Jo- Your deep reflection; the humility with which you reflect; and your willingness to be vulnerable…in a heart place…in your heart place, is healing.  Because in my mind always is the perfection standard of white women and to have that white woman perfection held up under a microscope; explained, examined and deconstructed from your perspective is healing.  In my heart I know white women are not perfect however our society and in my world white space all is done to epitomize white women.   For me to deconstruct white women perfection moment to moment is extremely exhausting and I more often than not choose not to go into white spaces because of how physically, intellectually and emotionally exhausting that space is for me.

 

In reading Michelle Obama’s book “Becoming,” I am struck by how often she asks herself “Am I good enough”  As a conscious woman in dark skin identity living in racist Amerikkka where I am bombarded with the perfection of whiteness, I would be insane if I did not ask myself the question: Am I good enough?  As a descendent of enslaved people who endured the middle passage where each of my ancestors were stripped of their humanity; where- since we did not speak a common language, all we could do was moan, and wail in unison.  Because of the dehumanizing aspects of enslavement, I feel we grew humble, we grew vulnerable and we grew into our creative expression of our pain in every creative venue we could imagine.  I believe that most of us have maintained, nurtured and grew up in our humility, our vulnerability and our collective creative expressions.

_WORK INSTRUCTIONS_.
a. Copy the listing lines from the one containing "letter-sound: [ғ] xyxy=(217,448,342,494)" through the one containing "letter-sound: [ң] xyxy=(617,126,750,172)", both included.
b. Carry on the reflection about white women's perfection and Black humility from the point where it stops.
The reflection and the listing were taken from unrelated sources.

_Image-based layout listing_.
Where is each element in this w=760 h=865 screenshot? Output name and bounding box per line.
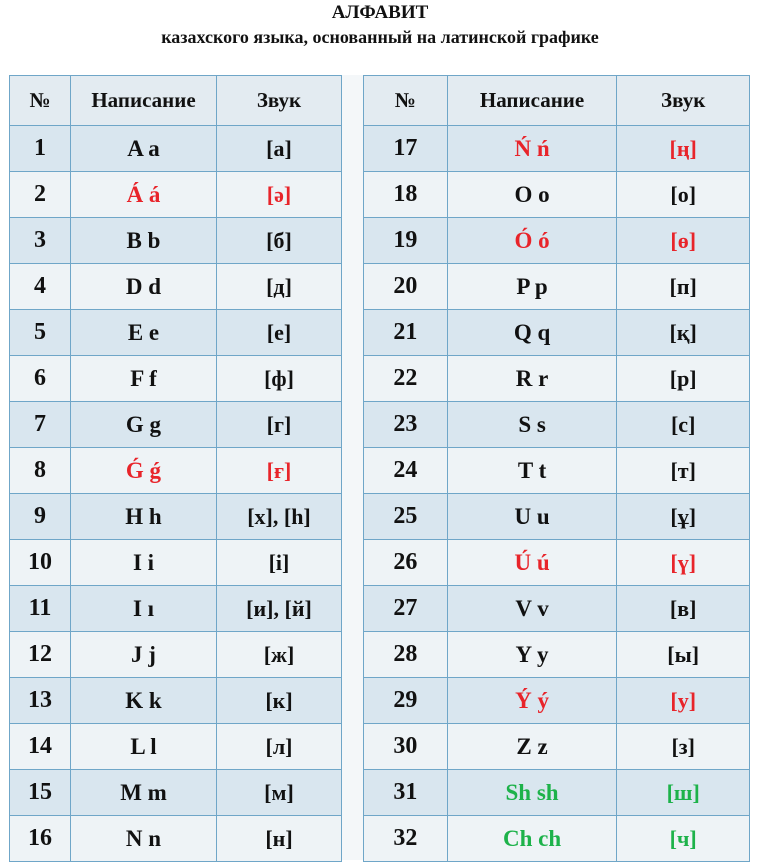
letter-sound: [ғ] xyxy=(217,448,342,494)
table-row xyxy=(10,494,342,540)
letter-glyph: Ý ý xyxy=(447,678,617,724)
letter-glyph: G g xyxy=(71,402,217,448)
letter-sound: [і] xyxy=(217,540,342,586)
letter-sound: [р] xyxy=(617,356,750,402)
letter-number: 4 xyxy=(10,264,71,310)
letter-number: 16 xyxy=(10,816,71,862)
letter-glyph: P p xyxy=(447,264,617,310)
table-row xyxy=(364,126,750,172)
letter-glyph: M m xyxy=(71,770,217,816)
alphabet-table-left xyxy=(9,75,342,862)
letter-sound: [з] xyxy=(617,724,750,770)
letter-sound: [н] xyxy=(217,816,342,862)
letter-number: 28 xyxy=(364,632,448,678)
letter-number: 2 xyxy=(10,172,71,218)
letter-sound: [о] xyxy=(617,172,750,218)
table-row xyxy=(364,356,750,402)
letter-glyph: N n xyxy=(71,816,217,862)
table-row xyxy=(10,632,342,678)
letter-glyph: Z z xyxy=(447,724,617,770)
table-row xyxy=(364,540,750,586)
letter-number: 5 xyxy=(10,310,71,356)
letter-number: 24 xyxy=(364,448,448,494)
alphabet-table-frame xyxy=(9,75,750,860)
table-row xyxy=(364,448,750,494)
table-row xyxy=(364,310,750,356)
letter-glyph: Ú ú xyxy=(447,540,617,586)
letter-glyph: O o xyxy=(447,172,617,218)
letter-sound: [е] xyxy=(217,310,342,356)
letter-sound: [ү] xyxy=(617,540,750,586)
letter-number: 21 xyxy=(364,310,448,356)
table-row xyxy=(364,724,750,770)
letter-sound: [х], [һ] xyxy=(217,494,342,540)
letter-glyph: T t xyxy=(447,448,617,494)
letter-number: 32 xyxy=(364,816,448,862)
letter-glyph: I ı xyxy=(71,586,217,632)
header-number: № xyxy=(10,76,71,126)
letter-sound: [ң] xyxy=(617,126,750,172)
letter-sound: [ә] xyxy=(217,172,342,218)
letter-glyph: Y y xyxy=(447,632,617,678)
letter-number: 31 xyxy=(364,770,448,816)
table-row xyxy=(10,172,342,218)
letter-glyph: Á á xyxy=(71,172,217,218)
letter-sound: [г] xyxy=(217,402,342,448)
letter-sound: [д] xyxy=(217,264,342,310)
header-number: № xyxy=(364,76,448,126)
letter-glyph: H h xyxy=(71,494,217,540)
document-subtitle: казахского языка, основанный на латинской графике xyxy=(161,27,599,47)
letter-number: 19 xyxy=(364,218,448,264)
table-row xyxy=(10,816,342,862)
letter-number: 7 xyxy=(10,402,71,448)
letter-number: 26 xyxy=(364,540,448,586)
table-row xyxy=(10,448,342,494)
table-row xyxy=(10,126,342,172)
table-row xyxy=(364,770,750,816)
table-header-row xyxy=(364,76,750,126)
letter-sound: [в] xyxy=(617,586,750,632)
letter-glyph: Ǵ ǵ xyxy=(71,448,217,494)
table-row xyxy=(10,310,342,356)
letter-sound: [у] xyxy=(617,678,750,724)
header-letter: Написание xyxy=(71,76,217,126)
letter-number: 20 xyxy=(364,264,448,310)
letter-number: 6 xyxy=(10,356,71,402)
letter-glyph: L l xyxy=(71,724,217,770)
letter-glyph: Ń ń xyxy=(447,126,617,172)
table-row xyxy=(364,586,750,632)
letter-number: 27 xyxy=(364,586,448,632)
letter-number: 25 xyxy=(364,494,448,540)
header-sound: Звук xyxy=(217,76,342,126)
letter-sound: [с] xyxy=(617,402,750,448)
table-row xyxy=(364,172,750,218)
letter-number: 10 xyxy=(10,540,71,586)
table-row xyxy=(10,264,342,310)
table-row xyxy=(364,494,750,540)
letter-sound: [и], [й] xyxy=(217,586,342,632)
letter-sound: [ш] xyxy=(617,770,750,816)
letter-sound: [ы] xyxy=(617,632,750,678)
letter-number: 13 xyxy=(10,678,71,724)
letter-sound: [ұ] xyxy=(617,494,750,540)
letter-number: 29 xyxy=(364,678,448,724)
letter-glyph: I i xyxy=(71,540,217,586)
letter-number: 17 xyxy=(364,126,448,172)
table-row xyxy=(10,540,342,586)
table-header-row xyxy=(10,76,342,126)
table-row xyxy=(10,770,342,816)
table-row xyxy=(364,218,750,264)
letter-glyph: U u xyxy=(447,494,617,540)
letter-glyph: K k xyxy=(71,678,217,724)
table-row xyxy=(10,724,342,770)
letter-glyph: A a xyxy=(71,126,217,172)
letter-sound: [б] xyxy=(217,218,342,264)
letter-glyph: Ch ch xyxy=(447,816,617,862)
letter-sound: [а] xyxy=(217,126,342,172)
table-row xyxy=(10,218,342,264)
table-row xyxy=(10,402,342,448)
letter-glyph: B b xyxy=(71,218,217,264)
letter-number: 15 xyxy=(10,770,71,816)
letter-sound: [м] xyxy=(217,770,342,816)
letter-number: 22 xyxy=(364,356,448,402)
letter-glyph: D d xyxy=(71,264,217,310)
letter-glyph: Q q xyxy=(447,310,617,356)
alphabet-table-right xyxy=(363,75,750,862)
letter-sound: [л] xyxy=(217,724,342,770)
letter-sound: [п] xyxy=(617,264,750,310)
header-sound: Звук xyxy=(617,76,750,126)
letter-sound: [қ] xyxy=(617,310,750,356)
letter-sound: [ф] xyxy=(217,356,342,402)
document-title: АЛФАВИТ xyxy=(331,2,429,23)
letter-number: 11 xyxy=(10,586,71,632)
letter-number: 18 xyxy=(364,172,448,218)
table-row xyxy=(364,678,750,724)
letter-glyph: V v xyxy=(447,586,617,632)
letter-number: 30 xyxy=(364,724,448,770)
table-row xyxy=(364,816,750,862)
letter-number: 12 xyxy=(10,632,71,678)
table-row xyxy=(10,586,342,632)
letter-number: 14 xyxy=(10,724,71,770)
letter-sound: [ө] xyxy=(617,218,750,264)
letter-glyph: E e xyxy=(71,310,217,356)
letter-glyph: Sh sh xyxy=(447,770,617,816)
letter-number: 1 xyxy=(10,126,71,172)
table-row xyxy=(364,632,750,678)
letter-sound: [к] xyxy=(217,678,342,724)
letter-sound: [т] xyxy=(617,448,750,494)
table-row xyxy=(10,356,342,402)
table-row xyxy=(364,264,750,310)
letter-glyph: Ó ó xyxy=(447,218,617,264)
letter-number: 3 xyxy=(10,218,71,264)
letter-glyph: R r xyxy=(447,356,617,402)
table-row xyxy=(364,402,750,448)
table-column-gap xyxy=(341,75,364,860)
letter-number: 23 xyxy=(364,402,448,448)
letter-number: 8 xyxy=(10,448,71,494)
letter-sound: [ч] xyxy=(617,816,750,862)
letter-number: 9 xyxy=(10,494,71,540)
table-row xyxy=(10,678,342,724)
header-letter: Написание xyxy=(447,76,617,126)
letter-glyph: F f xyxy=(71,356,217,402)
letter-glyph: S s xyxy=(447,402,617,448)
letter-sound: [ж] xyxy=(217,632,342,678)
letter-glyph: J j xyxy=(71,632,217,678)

--

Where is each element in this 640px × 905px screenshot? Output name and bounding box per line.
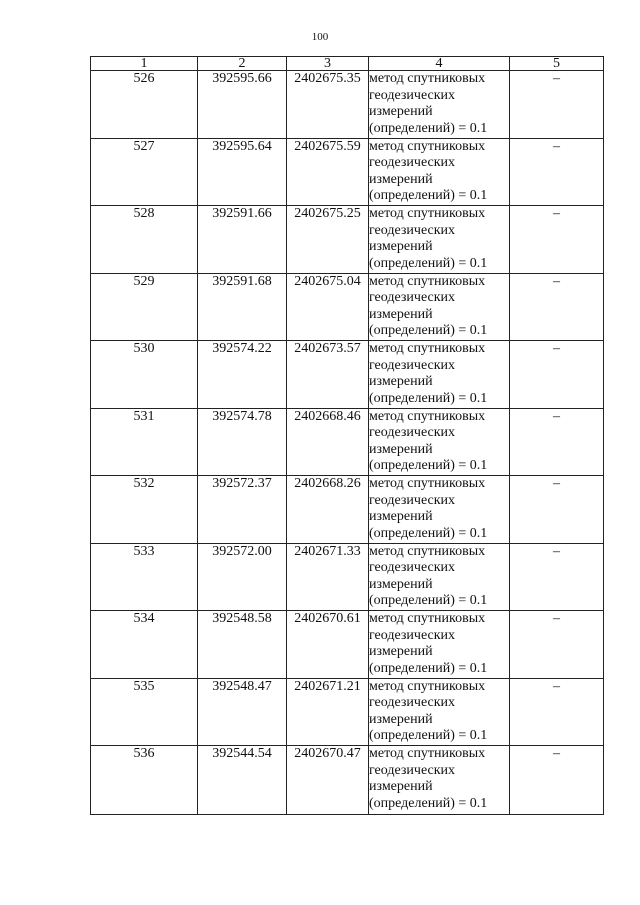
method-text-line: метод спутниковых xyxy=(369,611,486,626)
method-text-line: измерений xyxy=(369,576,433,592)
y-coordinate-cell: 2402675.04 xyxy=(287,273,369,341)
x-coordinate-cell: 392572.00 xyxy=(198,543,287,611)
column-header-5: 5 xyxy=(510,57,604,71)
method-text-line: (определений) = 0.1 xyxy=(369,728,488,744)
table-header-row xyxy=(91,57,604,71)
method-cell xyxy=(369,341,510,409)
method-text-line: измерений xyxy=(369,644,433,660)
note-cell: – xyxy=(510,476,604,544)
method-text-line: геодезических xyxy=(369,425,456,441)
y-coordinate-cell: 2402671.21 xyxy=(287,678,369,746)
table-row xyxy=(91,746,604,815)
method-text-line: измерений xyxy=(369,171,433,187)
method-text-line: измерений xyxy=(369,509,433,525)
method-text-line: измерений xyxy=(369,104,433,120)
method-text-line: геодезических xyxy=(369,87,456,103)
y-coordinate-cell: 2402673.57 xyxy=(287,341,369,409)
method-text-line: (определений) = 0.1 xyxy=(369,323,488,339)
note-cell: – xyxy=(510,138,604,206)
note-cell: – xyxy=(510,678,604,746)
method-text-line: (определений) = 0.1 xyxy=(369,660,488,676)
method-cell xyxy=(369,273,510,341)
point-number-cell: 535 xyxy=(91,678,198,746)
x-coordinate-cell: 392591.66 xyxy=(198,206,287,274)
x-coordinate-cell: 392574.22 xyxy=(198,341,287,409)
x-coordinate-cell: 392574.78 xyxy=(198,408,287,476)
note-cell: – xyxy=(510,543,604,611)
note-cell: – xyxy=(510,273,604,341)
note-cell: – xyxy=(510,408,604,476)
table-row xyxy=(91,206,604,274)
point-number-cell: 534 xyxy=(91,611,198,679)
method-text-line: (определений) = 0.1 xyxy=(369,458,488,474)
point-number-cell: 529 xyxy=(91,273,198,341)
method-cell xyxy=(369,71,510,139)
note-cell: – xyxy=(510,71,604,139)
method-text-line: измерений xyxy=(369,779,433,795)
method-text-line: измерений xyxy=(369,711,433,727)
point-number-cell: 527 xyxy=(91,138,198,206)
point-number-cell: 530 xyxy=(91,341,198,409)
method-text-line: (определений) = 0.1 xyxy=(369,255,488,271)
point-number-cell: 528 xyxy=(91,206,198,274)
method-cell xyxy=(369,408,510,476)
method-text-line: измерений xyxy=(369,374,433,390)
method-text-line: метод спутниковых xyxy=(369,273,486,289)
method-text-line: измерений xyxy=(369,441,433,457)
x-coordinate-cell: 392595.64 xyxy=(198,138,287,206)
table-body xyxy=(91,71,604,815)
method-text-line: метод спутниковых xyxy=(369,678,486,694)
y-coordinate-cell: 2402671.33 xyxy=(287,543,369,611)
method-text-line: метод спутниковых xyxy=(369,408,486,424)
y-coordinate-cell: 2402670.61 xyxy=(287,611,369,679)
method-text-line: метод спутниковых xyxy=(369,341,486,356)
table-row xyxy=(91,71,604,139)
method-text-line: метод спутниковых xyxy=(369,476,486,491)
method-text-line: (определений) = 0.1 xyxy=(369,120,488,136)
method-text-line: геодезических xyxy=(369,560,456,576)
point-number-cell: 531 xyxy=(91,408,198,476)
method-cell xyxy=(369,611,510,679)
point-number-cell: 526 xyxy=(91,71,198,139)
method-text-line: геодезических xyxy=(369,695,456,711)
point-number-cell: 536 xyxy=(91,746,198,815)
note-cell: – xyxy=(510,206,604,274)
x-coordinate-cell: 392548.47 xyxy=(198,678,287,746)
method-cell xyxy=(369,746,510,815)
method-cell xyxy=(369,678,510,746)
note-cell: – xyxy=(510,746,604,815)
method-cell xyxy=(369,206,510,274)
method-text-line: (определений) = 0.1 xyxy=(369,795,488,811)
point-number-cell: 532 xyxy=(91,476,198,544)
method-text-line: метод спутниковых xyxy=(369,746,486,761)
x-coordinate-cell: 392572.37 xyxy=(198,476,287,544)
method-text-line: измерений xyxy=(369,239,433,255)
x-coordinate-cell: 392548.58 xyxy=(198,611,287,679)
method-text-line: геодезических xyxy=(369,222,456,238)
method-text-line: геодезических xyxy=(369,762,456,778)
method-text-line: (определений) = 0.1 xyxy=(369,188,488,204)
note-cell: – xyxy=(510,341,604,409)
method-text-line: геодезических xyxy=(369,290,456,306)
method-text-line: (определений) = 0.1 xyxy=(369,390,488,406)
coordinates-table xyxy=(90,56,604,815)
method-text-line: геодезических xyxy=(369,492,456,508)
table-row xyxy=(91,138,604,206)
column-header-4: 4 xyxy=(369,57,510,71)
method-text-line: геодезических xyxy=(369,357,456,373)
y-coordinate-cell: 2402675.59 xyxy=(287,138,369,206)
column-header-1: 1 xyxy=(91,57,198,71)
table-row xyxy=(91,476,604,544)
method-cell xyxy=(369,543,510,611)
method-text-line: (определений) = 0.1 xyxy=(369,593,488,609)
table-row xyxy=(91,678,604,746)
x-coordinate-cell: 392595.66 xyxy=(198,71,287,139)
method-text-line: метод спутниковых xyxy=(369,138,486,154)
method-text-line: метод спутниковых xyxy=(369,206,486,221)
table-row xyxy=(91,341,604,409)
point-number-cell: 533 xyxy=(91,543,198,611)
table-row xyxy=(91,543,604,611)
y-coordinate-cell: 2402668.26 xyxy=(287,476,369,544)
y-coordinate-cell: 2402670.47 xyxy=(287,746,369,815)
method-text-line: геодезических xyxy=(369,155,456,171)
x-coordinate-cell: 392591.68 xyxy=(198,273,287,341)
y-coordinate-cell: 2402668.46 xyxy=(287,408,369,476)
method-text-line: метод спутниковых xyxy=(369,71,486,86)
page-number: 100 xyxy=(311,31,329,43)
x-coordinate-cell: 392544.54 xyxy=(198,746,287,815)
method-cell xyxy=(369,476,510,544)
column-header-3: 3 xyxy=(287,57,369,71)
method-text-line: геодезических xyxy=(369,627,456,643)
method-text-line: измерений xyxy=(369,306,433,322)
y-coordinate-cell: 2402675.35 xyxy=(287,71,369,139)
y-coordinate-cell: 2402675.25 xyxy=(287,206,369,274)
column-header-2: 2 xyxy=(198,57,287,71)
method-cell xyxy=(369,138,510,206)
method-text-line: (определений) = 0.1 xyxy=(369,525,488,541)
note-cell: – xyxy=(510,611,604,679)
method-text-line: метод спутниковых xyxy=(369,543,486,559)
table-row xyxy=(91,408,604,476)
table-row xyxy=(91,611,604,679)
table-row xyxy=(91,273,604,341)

_SET OF ANSWERS_.
a.
letter-sound: [ғ] xyxy=(217,448,342,494)
table-row xyxy=(10,494,342,540)
letter-glyph: Ý ý xyxy=(447,678,617,724)
letter-glyph: G g xyxy=(71,402,217,448)
letter-sound: [і] xyxy=(217,540,342,586)
letter-sound: [р] xyxy=(617,356,750,402)
letter-number: 4 xyxy=(10,264,71,310)
letter-number: 16 xyxy=(10,816,71,862)
letter-glyph: P p xyxy=(447,264,617,310)
table-row xyxy=(364,126,750,172)
letter-glyph: M m xyxy=(71,770,217,816)
alphabet-table-left xyxy=(9,75,342,862)
letter-sound: [з] xyxy=(617,724,750,770)
letter-sound: [н] xyxy=(217,816,342,862)
letter-number: 28 xyxy=(364,632,448,678)
letter-number: 2 xyxy=(10,172,71,218)
letter-sound: [о] xyxy=(617,172,750,218)
table-row xyxy=(364,356,750,402)
letter-glyph: N n xyxy=(71,816,217,862)
table-row xyxy=(10,632,342,678)
letter-glyph: Z z xyxy=(447,724,617,770)
table-row xyxy=(364,540,750,586)
letter-number: 5 xyxy=(10,310,71,356)
letter-number: 24 xyxy=(364,448,448,494)
alphabet-table-frame xyxy=(9,75,750,860)
table-row xyxy=(364,448,750,494)
table-row xyxy=(364,310,750,356)
letter-glyph: Ú ú xyxy=(447,540,617,586)
letter-glyph: O o xyxy=(447,172,617,218)
letter-sound: [е] xyxy=(217,310,342,356)
letter-sound: [ү] xyxy=(617,540,750,586)
letter-number: 21 xyxy=(364,310,448,356)
table-row xyxy=(364,724,750,770)
letter-sound: [х], [һ] xyxy=(217,494,342,540)
letter-glyph: T t xyxy=(447,448,617,494)
letter-number: 32 xyxy=(364,816,448,862)
letter-glyph: I ı xyxy=(71,586,217,632)
header-number: № xyxy=(10,76,71,126)
letter-sound: [ң] xyxy=(617,126,750,172)

b.
 

There are two powerful songs “I know who I am” and  “Something Inside So Strong”  Both songs were written in opposition to what Toni  Morrison refers to as the white gaze.  I am strong and I do know who I am and I need to fortify myself every minute of every day to maintain my humanity, my sanity, my full self in racist, white supremacy driven Amerikkka.

 

The intergenerational accumulation of shared experiences among conscious formerly enslaved African Americans, keep us focused on the heart and our humility and the humility and heart of others.   In my facilitation, while I appreciate our agenda, I prioritize the feelings of the group over the structure of the agenda.  I also sense the emotions of the participants and the emotions of the other facilitators and prioritize recalibration of the emotional needs of the group over getting to the next item on the agenda.  We need each other across the racial divide because we need to model what it looks like and sounds like as we balance the head and the heart in our work.  And we need to be in authentic relationship with each other in order to do our transformational race work.  The ultimate beauty in our work is that we have developed over time both our intellectual capacity to do this work and we have maintained, nurtured and sustained the humanity in each of us to do this work.  I am grateful for every opportunity I get to work with you.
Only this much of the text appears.